Your goal
Find each line with the word "start" and state how many there are, nothing more.

[Extracted records]
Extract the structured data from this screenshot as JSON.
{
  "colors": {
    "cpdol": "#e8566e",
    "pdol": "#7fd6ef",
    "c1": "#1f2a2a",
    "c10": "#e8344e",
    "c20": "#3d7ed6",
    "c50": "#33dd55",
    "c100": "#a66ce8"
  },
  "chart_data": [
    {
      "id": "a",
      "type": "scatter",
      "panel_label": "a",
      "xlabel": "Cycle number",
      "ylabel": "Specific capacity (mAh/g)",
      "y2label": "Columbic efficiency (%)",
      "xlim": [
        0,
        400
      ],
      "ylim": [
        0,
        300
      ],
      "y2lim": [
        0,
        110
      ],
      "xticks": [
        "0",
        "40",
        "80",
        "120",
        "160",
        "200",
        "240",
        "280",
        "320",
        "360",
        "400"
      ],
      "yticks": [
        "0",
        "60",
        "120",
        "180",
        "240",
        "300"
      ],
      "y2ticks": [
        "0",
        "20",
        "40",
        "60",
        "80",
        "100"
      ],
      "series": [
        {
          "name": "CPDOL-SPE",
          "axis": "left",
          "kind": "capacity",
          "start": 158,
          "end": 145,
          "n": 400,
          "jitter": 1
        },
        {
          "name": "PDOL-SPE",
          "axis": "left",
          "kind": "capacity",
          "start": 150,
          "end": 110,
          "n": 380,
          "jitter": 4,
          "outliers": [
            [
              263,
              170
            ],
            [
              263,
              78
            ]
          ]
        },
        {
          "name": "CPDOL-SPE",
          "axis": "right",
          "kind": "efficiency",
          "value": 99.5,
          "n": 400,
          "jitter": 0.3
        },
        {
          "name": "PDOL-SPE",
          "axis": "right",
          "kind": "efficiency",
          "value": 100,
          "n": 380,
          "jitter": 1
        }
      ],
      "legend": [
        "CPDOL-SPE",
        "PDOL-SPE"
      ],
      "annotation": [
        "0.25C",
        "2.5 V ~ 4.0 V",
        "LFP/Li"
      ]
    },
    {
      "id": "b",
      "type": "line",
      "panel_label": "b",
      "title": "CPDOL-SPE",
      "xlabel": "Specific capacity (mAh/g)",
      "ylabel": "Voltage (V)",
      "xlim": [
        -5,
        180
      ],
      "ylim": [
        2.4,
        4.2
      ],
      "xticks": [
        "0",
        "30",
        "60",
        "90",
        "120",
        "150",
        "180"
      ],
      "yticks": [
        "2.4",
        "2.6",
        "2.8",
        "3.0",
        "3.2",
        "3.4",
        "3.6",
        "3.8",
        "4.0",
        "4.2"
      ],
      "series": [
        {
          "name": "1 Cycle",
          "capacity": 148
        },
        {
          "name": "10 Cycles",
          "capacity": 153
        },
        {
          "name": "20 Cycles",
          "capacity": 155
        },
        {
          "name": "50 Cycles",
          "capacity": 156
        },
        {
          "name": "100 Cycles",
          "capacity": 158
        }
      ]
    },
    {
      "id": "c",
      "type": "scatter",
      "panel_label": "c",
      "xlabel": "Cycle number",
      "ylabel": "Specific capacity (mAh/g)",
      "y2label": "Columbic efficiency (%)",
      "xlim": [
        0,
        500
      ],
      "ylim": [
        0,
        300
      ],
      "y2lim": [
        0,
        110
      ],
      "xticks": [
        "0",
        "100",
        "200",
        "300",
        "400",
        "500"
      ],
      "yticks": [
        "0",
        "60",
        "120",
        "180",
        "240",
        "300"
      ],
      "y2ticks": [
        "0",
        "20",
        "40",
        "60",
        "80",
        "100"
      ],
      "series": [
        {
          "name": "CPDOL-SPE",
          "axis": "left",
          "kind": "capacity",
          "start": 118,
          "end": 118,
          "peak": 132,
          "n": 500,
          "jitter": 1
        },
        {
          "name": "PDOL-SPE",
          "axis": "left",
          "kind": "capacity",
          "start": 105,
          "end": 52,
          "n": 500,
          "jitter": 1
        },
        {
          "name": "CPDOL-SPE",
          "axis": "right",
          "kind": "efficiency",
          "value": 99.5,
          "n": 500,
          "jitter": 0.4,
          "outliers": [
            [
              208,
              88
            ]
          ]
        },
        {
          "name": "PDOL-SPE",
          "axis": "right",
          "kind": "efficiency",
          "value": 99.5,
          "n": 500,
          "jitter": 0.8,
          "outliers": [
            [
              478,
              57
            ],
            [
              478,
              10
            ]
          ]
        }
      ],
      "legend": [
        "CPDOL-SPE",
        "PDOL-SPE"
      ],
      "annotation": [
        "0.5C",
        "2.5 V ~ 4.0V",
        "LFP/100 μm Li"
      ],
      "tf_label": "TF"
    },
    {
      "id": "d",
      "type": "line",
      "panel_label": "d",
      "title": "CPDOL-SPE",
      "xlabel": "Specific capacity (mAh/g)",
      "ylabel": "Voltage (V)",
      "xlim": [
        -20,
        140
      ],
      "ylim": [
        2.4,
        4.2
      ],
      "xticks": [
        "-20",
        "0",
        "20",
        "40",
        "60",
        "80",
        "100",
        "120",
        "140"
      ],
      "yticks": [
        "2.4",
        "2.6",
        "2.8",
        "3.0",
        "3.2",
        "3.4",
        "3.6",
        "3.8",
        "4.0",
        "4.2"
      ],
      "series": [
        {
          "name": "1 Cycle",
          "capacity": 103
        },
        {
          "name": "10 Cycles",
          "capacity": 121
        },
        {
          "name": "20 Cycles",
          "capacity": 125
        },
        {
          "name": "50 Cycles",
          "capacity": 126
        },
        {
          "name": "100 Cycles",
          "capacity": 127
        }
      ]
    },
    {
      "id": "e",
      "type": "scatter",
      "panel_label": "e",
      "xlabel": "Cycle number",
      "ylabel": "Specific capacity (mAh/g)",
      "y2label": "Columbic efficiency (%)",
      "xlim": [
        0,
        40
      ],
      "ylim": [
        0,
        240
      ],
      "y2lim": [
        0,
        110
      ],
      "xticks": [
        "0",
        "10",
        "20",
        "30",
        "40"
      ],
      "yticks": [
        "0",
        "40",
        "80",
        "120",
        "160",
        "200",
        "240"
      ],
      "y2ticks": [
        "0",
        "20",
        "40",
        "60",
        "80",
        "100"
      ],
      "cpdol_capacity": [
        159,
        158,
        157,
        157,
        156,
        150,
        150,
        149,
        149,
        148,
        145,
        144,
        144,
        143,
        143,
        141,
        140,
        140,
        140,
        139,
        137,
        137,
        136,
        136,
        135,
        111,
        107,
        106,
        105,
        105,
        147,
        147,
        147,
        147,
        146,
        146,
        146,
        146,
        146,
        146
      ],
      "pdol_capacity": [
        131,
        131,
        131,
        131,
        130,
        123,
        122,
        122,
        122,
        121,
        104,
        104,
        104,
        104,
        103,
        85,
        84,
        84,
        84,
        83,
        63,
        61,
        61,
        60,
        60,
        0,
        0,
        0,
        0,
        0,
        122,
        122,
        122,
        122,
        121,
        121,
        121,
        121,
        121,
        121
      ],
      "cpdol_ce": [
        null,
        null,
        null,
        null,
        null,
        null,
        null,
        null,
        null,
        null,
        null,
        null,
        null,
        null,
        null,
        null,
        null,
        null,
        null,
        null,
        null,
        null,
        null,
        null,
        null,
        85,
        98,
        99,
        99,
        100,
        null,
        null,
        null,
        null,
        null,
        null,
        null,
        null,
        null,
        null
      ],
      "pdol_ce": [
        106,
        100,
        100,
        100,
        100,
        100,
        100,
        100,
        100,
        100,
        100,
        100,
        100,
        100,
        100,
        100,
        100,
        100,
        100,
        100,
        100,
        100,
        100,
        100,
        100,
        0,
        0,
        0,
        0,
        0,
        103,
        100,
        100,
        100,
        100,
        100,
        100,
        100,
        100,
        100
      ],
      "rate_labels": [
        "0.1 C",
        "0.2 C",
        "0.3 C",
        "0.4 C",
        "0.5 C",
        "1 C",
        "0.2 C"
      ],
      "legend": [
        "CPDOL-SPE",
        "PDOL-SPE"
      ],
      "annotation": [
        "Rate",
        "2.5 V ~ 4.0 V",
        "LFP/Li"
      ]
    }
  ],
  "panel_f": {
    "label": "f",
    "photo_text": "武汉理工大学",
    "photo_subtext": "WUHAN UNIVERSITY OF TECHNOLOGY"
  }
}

Completed exercise
4